EXCERPTED RECORDS »
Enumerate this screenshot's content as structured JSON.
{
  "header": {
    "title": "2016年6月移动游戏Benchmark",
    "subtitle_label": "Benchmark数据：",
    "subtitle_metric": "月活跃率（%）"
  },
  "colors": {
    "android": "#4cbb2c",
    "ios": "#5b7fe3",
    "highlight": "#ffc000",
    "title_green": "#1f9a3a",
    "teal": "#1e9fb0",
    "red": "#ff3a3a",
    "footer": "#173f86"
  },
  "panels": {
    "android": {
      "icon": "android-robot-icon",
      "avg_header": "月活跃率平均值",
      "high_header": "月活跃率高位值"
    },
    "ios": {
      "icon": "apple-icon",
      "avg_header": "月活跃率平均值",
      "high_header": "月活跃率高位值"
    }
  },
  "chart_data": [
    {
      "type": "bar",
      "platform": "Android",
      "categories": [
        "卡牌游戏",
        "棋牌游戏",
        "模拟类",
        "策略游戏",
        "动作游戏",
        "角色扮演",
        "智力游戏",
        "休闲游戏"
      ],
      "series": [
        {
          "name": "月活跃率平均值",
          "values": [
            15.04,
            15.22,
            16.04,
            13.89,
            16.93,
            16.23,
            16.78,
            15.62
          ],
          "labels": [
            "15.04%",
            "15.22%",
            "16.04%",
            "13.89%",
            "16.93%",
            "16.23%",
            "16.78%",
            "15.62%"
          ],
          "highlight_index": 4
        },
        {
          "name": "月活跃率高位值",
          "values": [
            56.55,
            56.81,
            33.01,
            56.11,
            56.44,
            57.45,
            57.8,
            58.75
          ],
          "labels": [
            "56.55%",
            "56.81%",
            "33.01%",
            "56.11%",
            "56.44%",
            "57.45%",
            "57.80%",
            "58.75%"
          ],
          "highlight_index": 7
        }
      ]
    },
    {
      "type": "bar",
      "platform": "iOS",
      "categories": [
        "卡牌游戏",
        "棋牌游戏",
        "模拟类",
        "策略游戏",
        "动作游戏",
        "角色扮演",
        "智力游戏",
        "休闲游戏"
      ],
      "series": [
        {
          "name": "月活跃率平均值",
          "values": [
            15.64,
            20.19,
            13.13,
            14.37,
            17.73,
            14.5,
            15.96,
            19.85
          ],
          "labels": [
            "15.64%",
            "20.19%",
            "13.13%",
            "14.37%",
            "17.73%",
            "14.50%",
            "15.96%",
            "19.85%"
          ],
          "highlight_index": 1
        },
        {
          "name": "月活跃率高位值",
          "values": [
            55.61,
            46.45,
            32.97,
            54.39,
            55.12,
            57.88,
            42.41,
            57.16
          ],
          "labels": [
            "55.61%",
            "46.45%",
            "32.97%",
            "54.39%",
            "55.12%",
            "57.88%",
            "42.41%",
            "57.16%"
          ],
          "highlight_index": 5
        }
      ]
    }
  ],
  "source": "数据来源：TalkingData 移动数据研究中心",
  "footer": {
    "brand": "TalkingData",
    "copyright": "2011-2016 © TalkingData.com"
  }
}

TASK BRIEF »
Every line above should be printed again exactly as it stands.

SOLUTION TO THIS EXERCISE »
Enumerate this screenshot's content as structured JSON.
{
  "header": {
    "title": "2016年6月移动游戏Benchmark",
    "subtitle_label": "Benchmark数据：",
    "subtitle_metric": "月活跃率（%）"
  },
  "colors": {
    "android": "#4cbb2c",
    "ios": "#5b7fe3",
    "highlight": "#ffc000",
    "title_green": "#1f9a3a",
    "teal": "#1e9fb0",
    "red": "#ff3a3a",
    "footer": "#173f86"
  },
  "panels": {
    "android": {
      "icon": "android-robot-icon",
      "avg_header": "月活跃率平均值",
      "high_header": "月活跃率高位值"
    },
    "ios": {
      "icon": "apple-icon",
      "avg_header": "月活跃率平均值",
      "high_header": "月活跃率高位值"
    }
  },
  "chart_data": [
    {
      "type": "bar",
      "platform": "Android",
      "categories": [
        "卡牌游戏",
        "棋牌游戏",
        "模拟类",
        "策略游戏",
        "动作游戏",
        "角色扮演",
        "智力游戏",
        "休闲游戏"
      ],
      "series": [
        {
          "name": "月活跃率平均值",
          "values": [
            15.04,
            15.22,
            16.04,
            13.89,
            16.93,
            16.23,
            16.78,
            15.62
          ],
          "labels": [
            "15.04%",
            "15.22%",
            "16.04%",
            "13.89%",
            "16.93%",
            "16.23%",
            "16.78%",
            "15.62%"
          ],
          "highlight_index": 4
        },
        {
          "name": "月活跃率高位值",
          "values": [
            56.55,
            56.81,
            33.01,
            56.11,
            56.44,
            57.45,
            57.8,
            58.75
          ],
          "labels": [
            "56.55%",
            "56.81%",
            "33.01%",
            "56.11%",
            "56.44%",
            "57.45%",
            "57.80%",
            "58.75%"
          ],
          "highlight_index": 7
        }
      ]
    },
    {
      "type": "bar",
      "platform": "iOS",
      "categories": [
        "卡牌游戏",
        "棋牌游戏",
        "模拟类",
        "策略游戏",
        "动作游戏",
        "角色扮演",
        "智力游戏",
        "休闲游戏"
      ],
      "series": [
        {
          "name": "月活跃率平均值",
          "values": [
            15.64,
            20.19,
            13.13,
            14.37,
            17.73,
            14.5,
            15.96,
            19.85
          ],
          "labels": [
            "15.64%",
            "20.19%",
            "13.13%",
            "14.37%",
            "17.73%",
            "14.50%",
            "15.96%",
            "19.85%"
          ],
          "highlight_index": 1
        },
        {
          "name": "月活跃率高位值",
          "values": [
            55.61,
            46.45,
            32.97,
            54.39,
            55.12,
            57.88,
            42.41,
            57.16
          ],
          "labels": [
            "55.61%",
            "46.45%",
            "32.97%",
            "54.39%",
            "55.12%",
            "57.88%",
            "42.41%",
            "57.16%"
          ],
          "highlight_index": 5
        }
      ]
    }
  ],
  "source": "数据来源：TalkingData 移动数据研究中心",
  "footer": {
    "brand": "TalkingData",
    "copyright": "2011-2016 © TalkingData.com"
  }
}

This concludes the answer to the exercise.